Keep the pictures out of the copy and print all the entries below exactly.

[Dataset items]
<<<<
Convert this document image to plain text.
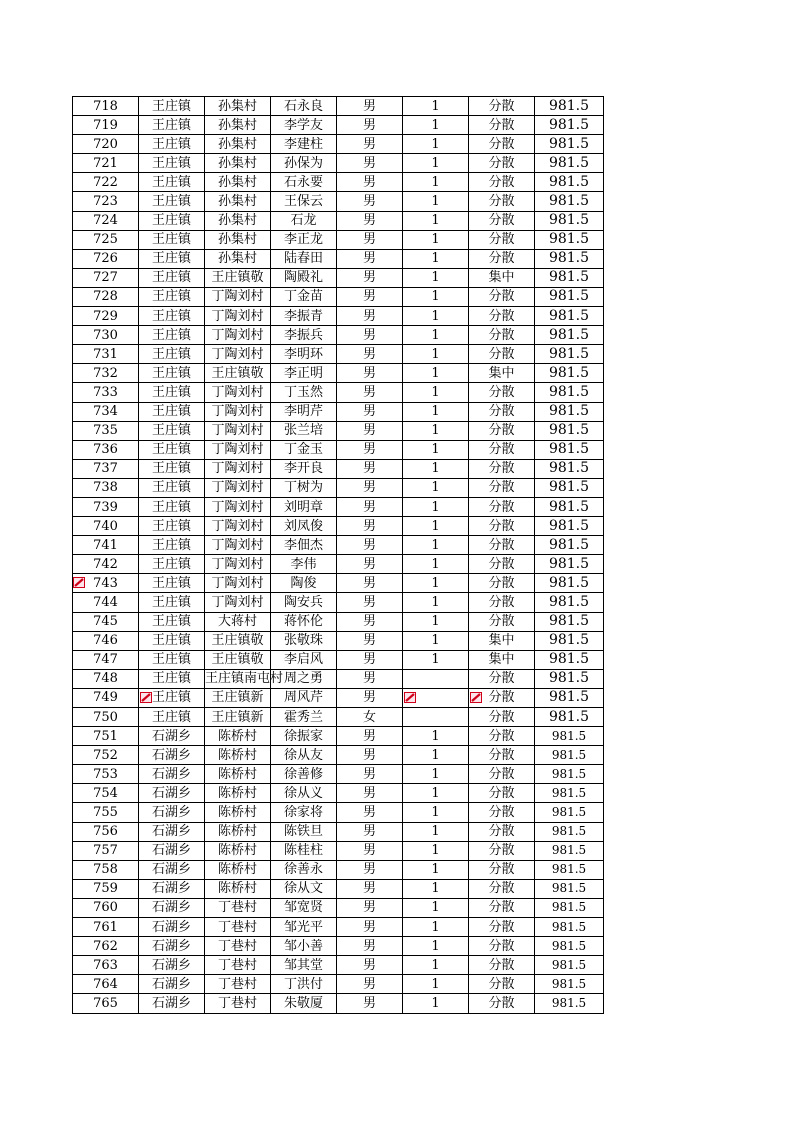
718	王庄镇	孙集村	石永良	男	1	分散	981.5
719	王庄镇	孙集村	李学友	男	1	分散	981.5
720	王庄镇	孙集村	李建柱	男	1	分散	981.5
721	王庄镇	孙集村	孙保为	男	1	分散	981.5
722	王庄镇	孙集村	石永要	男	1	分散	981.5
723	王庄镇	孙集村	王保云	男	1	分散	981.5
724	王庄镇	孙集村	石龙	男	1	分散	981.5
725	王庄镇	孙集村	李正龙	男	1	分散	981.5
726	王庄镇	孙集村	陆春田	男	1	分散	981.5
727	王庄镇	王庄镇敬	陶殿礼	男	1	集中	981.5
728	王庄镇	丁陶刘村	丁金苗	男	1	分散	981.5
729	王庄镇	丁陶刘村	李振青	男	1	分散	981.5
730	王庄镇	丁陶刘村	李振兵	男	1	分散	981.5
731	王庄镇	丁陶刘村	李明环	男	1	分散	981.5
732	王庄镇	王庄镇敬	李正明	男	1	集中	981.5
733	王庄镇	丁陶刘村	丁玉然	男	1	分散	981.5
734	王庄镇	丁陶刘村	李明芹	男	1	分散	981.5
735	王庄镇	丁陶刘村	张兰培	男	1	分散	981.5
736	王庄镇	丁陶刘村	丁金玉	男	1	分散	981.5
737	王庄镇	丁陶刘村	李开良	男	1	分散	981.5
738	王庄镇	丁陶刘村	丁树为	男	1	分散	981.5
739	王庄镇	丁陶刘村	刘明章	男	1	分散	981.5
740	王庄镇	丁陶刘村	刘凤俊	男	1	分散	981.5
741	王庄镇	丁陶刘村	李佃杰	男	1	分散	981.5
742	王庄镇	丁陶刘村	李伟	男	1	分散	981.5
743	王庄镇	丁陶刘村	陶俊	男	1	分散	981.5
744	王庄镇	丁陶刘村	陶安兵	男	1	分散	981.5
745	王庄镇	大蒋村	蒋怀伦	男	1	分散	981.5
746	王庄镇	王庄镇敬	张敬珠	男	1	集中	981.5
747	王庄镇	王庄镇敬	李启风	男	1	集中	981.5
748	王庄镇	王庄镇南屯村	周之勇	男		分散	981.5
749	王庄镇	王庄镇新	周风芹	男		分散	981.5
750	王庄镇	王庄镇新	霍秀兰	女		分散	981.5
751	石湖乡	陈桥村	徐振家	男	1	分散	981.5
752	石湖乡	陈桥村	徐从友	男	1	分散	981.5
753	石湖乡	陈桥村	徐善修	男	1	分散	981.5
754	石湖乡	陈桥村	徐从义	男	1	分散	981.5
755	石湖乡	陈桥村	徐家将	男	1	分散	981.5
756	石湖乡	陈桥村	陈铁旦	男	1	分散	981.5
757	石湖乡	陈桥村	陈桂柱	男	1	分散	981.5
758	石湖乡	陈桥村	徐善永	男	1	分散	981.5
759	石湖乡	陈桥村	徐从文	男	1	分散	981.5
760	石湖乡	丁巷村	邹宽贤	男	1	分散	981.5
761	石湖乡	丁巷村	邹光平	男	1	分散	981.5
762	石湖乡	丁巷村	邹小善	男	1	分散	981.5
763	石湖乡	丁巷村	邹其堂	男	1	分散	981.5
764	石湖乡	丁巷村	丁洪付	男	1	分散	981.5
765	石湖乡	丁巷村	朱敬厦	男	1	分散	981.5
>>>>
**In response:**
Convert this document image to plain text.
718	王庄镇	孙集村	石永良	男	1	分散	981.5
719	王庄镇	孙集村	李学友	男	1	分散	981.5
720	王庄镇	孙集村	李建柱	男	1	分散	981.5
721	王庄镇	孙集村	孙保为	男	1	分散	981.5
722	王庄镇	孙集村	石永要	男	1	分散	981.5
723	王庄镇	孙集村	王保云	男	1	分散	981.5
724	王庄镇	孙集村	石龙	男	1	分散	981.5
725	王庄镇	孙集村	李正龙	男	1	分散	981.5
726	王庄镇	孙集村	陆春田	男	1	分散	981.5
727	王庄镇	王庄镇敬	陶殿礼	男	1	集中	981.5
728	王庄镇	丁陶刘村	丁金苗	男	1	分散	981.5
729	王庄镇	丁陶刘村	李振青	男	1	分散	981.5
730	王庄镇	丁陶刘村	李振兵	男	1	分散	981.5
731	王庄镇	丁陶刘村	李明环	男	1	分散	981.5
732	王庄镇	王庄镇敬	李正明	男	1	集中	981.5
733	王庄镇	丁陶刘村	丁玉然	男	1	分散	981.5
734	王庄镇	丁陶刘村	李明芹	男	1	分散	981.5
735	王庄镇	丁陶刘村	张兰培	男	1	分散	981.5
736	王庄镇	丁陶刘村	丁金玉	男	1	分散	981.5
737	王庄镇	丁陶刘村	李开良	男	1	分散	981.5
738	王庄镇	丁陶刘村	丁树为	男	1	分散	981.5
739	王庄镇	丁陶刘村	刘明章	男	1	分散	981.5
740	王庄镇	丁陶刘村	刘凤俊	男	1	分散	981.5
741	王庄镇	丁陶刘村	李佃杰	男	1	分散	981.5
742	王庄镇	丁陶刘村	李伟	男	1	分散	981.5
743	王庄镇	丁陶刘村	陶俊	男	1	分散	981.5
744	王庄镇	丁陶刘村	陶安兵	男	1	分散	981.5
745	王庄镇	大蒋村	蒋怀伦	男	1	分散	981.5
746	王庄镇	王庄镇敬	张敬珠	男	1	集中	981.5
747	王庄镇	王庄镇敬	李启风	男	1	集中	981.5
748	王庄镇	王庄镇南屯村	周之勇	男		分散	981.5
749	王庄镇	王庄镇新	周风芹	男		分散	981.5
750	王庄镇	王庄镇新	霍秀兰	女		分散	981.5
751	石湖乡	陈桥村	徐振家	男	1	分散	981.5
752	石湖乡	陈桥村	徐从友	男	1	分散	981.5
753	石湖乡	陈桥村	徐善修	男	1	分散	981.5
754	石湖乡	陈桥村	徐从义	男	1	分散	981.5
755	石湖乡	陈桥村	徐家将	男	1	分散	981.5
756	石湖乡	陈桥村	陈铁旦	男	1	分散	981.5
757	石湖乡	陈桥村	陈桂柱	男	1	分散	981.5
758	石湖乡	陈桥村	徐善永	男	1	分散	981.5
759	石湖乡	陈桥村	徐从文	男	1	分散	981.5
760	石湖乡	丁巷村	邹宽贤	男	1	分散	981.5
761	石湖乡	丁巷村	邹光平	男	1	分散	981.5
762	石湖乡	丁巷村	邹小善	男	1	分散	981.5
763	石湖乡	丁巷村	邹其堂	男	1	分散	981.5
764	石湖乡	丁巷村	丁洪付	男	1	分散	981.5
765	石湖乡	丁巷村	朱敬厦	男	1	分散	981.5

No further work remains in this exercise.